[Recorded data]
+++++

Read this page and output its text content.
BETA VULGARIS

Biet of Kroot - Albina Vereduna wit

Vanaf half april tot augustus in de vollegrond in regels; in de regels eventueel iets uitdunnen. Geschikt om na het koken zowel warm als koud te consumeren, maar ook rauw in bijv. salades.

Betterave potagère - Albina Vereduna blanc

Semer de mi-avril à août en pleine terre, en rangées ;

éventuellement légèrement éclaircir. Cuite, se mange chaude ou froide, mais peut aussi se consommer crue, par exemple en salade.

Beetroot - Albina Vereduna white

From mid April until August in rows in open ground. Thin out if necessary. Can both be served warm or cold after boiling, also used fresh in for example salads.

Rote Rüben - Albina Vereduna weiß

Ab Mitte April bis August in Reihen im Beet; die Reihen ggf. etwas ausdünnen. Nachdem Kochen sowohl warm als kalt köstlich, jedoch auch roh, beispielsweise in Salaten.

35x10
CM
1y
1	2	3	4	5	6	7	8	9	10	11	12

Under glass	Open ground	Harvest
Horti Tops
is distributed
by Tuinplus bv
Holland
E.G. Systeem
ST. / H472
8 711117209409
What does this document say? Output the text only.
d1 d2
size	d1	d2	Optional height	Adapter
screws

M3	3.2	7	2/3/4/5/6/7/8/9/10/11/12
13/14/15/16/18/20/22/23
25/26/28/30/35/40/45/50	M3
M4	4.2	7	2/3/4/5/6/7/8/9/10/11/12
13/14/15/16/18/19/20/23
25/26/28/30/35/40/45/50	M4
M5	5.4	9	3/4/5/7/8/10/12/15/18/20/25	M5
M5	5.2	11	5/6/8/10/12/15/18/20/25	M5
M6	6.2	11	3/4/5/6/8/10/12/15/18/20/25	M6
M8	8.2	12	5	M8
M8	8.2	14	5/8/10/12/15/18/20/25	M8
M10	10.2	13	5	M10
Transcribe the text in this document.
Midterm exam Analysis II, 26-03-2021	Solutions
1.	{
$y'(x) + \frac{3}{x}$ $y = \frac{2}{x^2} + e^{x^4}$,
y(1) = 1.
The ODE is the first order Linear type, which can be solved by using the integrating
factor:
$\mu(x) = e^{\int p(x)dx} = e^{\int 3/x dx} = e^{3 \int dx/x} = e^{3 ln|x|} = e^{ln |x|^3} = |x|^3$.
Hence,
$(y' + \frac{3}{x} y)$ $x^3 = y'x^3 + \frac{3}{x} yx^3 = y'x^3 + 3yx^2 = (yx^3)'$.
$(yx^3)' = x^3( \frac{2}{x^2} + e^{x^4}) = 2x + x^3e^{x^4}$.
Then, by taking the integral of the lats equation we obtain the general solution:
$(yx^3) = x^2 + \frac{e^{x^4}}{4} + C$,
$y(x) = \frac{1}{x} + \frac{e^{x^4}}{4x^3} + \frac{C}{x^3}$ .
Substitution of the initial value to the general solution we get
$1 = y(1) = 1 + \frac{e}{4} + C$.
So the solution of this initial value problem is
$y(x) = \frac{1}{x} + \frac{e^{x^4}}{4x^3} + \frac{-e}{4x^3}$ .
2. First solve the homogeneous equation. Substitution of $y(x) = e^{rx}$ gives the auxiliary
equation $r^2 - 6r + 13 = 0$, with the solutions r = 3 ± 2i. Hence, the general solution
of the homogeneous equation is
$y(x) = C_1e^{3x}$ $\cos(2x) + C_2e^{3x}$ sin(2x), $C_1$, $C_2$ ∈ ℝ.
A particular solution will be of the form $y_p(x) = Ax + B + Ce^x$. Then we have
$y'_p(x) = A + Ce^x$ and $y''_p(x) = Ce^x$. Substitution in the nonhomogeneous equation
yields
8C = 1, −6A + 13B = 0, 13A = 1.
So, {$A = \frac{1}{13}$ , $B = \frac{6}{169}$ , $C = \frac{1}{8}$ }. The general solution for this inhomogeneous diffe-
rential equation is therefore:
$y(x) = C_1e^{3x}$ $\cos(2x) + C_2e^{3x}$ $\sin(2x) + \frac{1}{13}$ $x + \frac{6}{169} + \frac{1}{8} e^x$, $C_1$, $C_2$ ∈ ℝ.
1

+++++

### WORK TO BE COMPLETED
Could you transcribe the records in full, exactly?

### RESPONSE TO THIS EXERCISE
Read this page and output its text content.
BETA VULGARIS

Biet of Kroot - Albina Vereduna wit

Vanaf half april tot augustus in de vollegrond in regels; in de regels eventueel iets uitdunnen. Geschikt om na het koken zowel warm als koud te consumeren, maar ook rauw in bijv. salades.

Betterave potagère - Albina Vereduna blanc

Semer de mi-avril à août en pleine terre, en rangées ;

éventuellement légèrement éclaircir. Cuite, se mange chaude ou froide, mais peut aussi se consommer crue, par exemple en salade.

Beetroot - Albina Vereduna white

From mid April until August in rows in open ground. Thin out if necessary. Can both be served warm or cold after boiling, also used fresh in for example salads.

Rote Rüben - Albina Vereduna weiß

Ab Mitte April bis August in Reihen im Beet; die Reihen ggf. etwas ausdünnen. Nachdem Kochen sowohl warm als kalt köstlich, jedoch auch roh, beispielsweise in Salaten.

35x10
CM
1y
1	2	3	4	5	6	7	8	9	10	11	12

Under glass	Open ground	Harvest
Horti Tops
is distributed
by Tuinplus bv
Holland
E.G. Systeem
ST. / H472
8 711117209409
What does this document say? Output the text only.
d1 d2
size	d1	d2	Optional height	Adapter
screws

M3	3.2	7	2/3/4/5/6/7/8/9/10/11/12
13/14/15/16/18/20/22/23
25/26/28/30/35/40/45/50	M3
M4	4.2	7	2/3/4/5/6/7/8/9/10/11/12
13/14/15/16/18/19/20/23
25/26/28/30/35/40/45/50	M4
M5	5.4	9	3/4/5/7/8/10/12/15/18/20/25	M5
M5	5.2	11	5/6/8/10/12/15/18/20/25	M5
M6	6.2	11	3/4/5/6/8/10/12/15/18/20/25	M6
M8	8.2	12	5	M8
M8	8.2	14	5/8/10/12/15/18/20/25	M8
M10	10.2	13	5	M10
Transcribe the text in this document.
Midterm exam Analysis II, 26-03-2021	Solutions
1.	{
$y'(x) + \frac{3}{x}$ $y = \frac{2}{x^2} + e^{x^4}$,
y(1) = 1.
The ODE is the first order Linear type, which can be solved by using the integrating
factor:
$\mu(x) = e^{\int p(x)dx} = e^{\int 3/x dx} = e^{3 \int dx/x} = e^{3 ln|x|} = e^{ln |x|^3} = |x|^3$.
Hence,
$(y' + \frac{3}{x} y)$ $x^3 = y'x^3 + \frac{3}{x} yx^3 = y'x^3 + 3yx^2 = (yx^3)'$.
$(yx^3)' = x^3( \frac{2}{x^2} + e^{x^4}) = 2x + x^3e^{x^4}$.
Then, by taking the integral of the lats equation we obtain the general solution:
$(yx^3) = x^2 + \frac{e^{x^4}}{4} + C$,
$y(x) = \frac{1}{x} + \frac{e^{x^4}}{4x^3} + \frac{C}{x^3}$ .
Substitution of the initial value to the general solution we get
$1 = y(1) = 1 + \frac{e}{4} + C$.
So the solution of this initial value problem is
$y(x) = \frac{1}{x} + \frac{e^{x^4}}{4x^3} + \frac{-e}{4x^3}$ .
2. First solve the homogeneous equation. Substitution of $y(x) = e^{rx}$ gives the auxiliary
equation $r^2 - 6r + 13 = 0$, with the solutions r = 3 ± 2i. Hence, the general solution
of the homogeneous equation is
$y(x) = C_1e^{3x}$ $\cos(2x) + C_2e^{3x}$ sin(2x), $C_1$, $C_2$ ∈ ℝ.
A particular solution will be of the form $y_p(x) = Ax + B + Ce^x$. Then we have
$y'_p(x) = A + Ce^x$ and $y''_p(x) = Ce^x$. Substitution in the nonhomogeneous equation
yields
8C = 1, −6A + 13B = 0, 13A = 1.
So, {$A = \frac{1}{13}$ , $B = \frac{6}{169}$ , $C = \frac{1}{8}$ }. The general solution for this inhomogeneous diffe-
rential equation is therefore:
$y(x) = C_1e^{3x}$ $\cos(2x) + C_2e^{3x}$ $\sin(2x) + \frac{1}{13}$ $x + \frac{6}{169} + \frac{1}{8} e^x$, $C_1$, $C_2$ ∈ ℝ.
1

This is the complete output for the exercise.